EXERCISE TASK A
Copy the rows below word for word, starting with the first line of the rows and going on through the line that contains "divider (59, 190, 249, 191)".

SOURCE TEXT
........

05 September 2008

Characteristics of a Spirited Child


Both my big kids have full-on personalities in their own way. We had been battling with different aspects of both their personalities when a client of Mr G's lent us the book "Raising Your Spirited Child". When we read it a light switched on for us - this book explained so much of what was going on.

The subtitle reads: "A guide for Parents whose child is more intense, sensitive, perceptive, persistent and energetic." If your child is any of those, read on!

I thought I would include some of the info here so that you can get a taste for what it's about.
The following is an except from Part 1, Understanding Spirit.



The Characteristics


"Each spirited child is unique, yet there exists distinct characteristics in which more is very apparent. Not all spirited children will possess all of the following five characteristics but each will exhibit enough of them to make them stand out in the crowd.


1. INTENSITY: The loud dramatic spirited children are the easiest to spot. They don't cry they shriek. they'renoisy when they play, when they laugh and even when they take a shower, singing at the top of their lungs... But quiet intensely observant children may also be spirited... their intensity is focussed inward rather than outward. No matter where the intensity is focussed, the reactions of spirited children are always powerful. There is rarely a middle of the road. They never whimper; they wail. They can skip into a room, smiling and laughing only to depart 30 seconds later inflamed. Their tantrums are raw and enduring.

........

RECORDED DATA
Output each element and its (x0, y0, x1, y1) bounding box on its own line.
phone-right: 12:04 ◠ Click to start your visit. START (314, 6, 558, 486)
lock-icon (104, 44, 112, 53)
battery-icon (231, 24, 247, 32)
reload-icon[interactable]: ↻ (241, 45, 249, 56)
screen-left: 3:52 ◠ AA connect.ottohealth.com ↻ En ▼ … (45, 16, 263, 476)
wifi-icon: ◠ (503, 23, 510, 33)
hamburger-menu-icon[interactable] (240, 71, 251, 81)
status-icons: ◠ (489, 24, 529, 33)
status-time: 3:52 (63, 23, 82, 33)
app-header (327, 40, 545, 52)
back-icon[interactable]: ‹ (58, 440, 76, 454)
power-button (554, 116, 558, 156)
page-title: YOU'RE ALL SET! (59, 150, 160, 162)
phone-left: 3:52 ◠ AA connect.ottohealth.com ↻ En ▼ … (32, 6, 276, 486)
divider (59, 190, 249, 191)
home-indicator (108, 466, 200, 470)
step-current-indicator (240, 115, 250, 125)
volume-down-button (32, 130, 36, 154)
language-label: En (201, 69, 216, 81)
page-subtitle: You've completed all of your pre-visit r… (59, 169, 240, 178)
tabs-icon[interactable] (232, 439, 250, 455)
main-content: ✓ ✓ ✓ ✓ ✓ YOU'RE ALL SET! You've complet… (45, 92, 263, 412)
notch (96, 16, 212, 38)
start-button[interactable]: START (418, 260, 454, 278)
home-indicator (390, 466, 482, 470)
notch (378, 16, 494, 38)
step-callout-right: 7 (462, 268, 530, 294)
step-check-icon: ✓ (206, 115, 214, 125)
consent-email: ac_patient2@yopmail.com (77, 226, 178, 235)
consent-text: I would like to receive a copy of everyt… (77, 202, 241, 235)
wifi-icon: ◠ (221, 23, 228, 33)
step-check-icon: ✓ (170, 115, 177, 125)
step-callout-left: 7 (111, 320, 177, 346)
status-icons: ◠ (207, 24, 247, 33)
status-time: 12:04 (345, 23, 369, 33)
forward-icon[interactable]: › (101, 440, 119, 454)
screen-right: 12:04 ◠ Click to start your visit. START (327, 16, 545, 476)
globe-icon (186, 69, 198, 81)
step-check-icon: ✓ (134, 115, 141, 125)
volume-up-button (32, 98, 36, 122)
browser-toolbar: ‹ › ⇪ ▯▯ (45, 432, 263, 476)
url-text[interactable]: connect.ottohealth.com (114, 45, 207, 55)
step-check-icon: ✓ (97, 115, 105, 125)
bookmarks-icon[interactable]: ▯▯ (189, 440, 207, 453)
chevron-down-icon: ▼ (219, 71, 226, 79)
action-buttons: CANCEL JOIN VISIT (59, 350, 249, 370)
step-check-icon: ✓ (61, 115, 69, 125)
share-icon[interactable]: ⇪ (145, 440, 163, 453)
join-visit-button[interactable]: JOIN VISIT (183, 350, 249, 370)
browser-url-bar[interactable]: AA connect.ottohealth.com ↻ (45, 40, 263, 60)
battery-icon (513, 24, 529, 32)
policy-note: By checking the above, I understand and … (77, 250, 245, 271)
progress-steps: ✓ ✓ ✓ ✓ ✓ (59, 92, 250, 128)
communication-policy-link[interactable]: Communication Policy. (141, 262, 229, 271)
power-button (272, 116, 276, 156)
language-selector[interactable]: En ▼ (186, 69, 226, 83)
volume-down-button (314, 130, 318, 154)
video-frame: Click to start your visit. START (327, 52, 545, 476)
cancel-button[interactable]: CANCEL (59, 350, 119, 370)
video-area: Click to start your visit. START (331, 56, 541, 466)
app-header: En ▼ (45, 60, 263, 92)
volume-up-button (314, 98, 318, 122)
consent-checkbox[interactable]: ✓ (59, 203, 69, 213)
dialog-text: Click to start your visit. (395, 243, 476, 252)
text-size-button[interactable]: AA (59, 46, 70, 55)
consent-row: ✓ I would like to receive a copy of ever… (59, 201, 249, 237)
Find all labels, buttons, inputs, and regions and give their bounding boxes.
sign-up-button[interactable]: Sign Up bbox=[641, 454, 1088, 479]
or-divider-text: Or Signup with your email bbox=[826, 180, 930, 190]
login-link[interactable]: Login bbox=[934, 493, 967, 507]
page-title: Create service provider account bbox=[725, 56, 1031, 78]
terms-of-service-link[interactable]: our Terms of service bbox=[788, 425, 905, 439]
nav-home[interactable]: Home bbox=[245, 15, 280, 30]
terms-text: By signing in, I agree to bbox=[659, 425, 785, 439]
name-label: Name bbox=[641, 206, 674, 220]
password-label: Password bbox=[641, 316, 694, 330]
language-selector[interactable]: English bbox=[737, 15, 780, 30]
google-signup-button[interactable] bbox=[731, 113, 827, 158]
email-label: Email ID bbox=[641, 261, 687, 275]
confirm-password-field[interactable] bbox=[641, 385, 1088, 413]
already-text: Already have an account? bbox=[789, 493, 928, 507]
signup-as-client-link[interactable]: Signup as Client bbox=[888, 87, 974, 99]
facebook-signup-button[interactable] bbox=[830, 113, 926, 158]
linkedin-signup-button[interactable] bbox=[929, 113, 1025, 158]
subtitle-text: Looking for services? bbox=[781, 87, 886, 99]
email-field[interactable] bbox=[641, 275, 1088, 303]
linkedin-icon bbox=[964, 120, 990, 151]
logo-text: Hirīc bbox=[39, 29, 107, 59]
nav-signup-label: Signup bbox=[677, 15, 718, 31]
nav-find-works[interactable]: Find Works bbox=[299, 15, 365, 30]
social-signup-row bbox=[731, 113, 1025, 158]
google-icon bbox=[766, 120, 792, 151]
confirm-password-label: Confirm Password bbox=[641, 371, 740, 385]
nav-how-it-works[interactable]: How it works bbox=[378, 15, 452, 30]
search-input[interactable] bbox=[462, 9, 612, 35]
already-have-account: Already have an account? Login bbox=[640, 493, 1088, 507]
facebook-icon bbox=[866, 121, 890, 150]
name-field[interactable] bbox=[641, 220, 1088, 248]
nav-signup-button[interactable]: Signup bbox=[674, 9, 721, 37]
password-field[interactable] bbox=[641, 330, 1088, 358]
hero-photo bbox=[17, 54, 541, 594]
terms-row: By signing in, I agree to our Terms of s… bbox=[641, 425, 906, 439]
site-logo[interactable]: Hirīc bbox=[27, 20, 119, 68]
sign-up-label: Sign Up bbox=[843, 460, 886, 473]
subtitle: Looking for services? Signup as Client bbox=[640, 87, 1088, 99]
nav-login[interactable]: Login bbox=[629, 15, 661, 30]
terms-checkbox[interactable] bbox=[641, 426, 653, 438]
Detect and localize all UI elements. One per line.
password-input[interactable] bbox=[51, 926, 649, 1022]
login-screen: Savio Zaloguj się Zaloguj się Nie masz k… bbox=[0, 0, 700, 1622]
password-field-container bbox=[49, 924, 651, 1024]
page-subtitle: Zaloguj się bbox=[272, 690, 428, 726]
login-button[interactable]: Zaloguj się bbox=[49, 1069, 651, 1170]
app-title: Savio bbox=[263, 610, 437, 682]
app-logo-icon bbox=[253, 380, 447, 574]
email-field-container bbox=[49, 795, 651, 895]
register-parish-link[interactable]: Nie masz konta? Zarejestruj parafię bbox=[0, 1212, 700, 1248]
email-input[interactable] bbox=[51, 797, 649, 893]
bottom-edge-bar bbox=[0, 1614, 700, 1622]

........

EXERCISE TASK B
Repeat the passage of the post on spirited children word for word, starting with "Characteristics of a" and going on through "was going on.".

COMPLETE ANSWER A
Output each element and its (x0, y0, x1, y1) bounding box on its own line.
phone-right: 12:04 ◠ Click to start your visit. START (314, 6, 558, 486)
lock-icon (104, 44, 112, 53)
battery-icon (231, 24, 247, 32)
reload-icon[interactable]: ↻ (241, 45, 249, 56)
screen-left: 3:52 ◠ AA connect.ottohealth.com ↻ En ▼ … (45, 16, 263, 476)
wifi-icon: ◠ (503, 23, 510, 33)
hamburger-menu-icon[interactable] (240, 71, 251, 81)
status-icons: ◠ (489, 24, 529, 33)
status-time: 3:52 (63, 23, 82, 33)
app-header (327, 40, 545, 52)
back-icon[interactable]: ‹ (58, 440, 76, 454)
power-button (554, 116, 558, 156)
page-title: YOU'RE ALL SET! (59, 150, 160, 162)
phone-left: 3:52 ◠ AA connect.ottohealth.com ↻ En ▼ … (32, 6, 276, 486)
divider (59, 190, 249, 191)

COMPLETE ANSWER B
Characteristics of a Spirited Child


Both my big kids have full-on personalities in their own way. We had been battling with different aspects of both their personalities when a client of Mr G's lent us the book "Raising Your Spirited Child". When we read it a light switched on for us - this book explained so much of what was going on.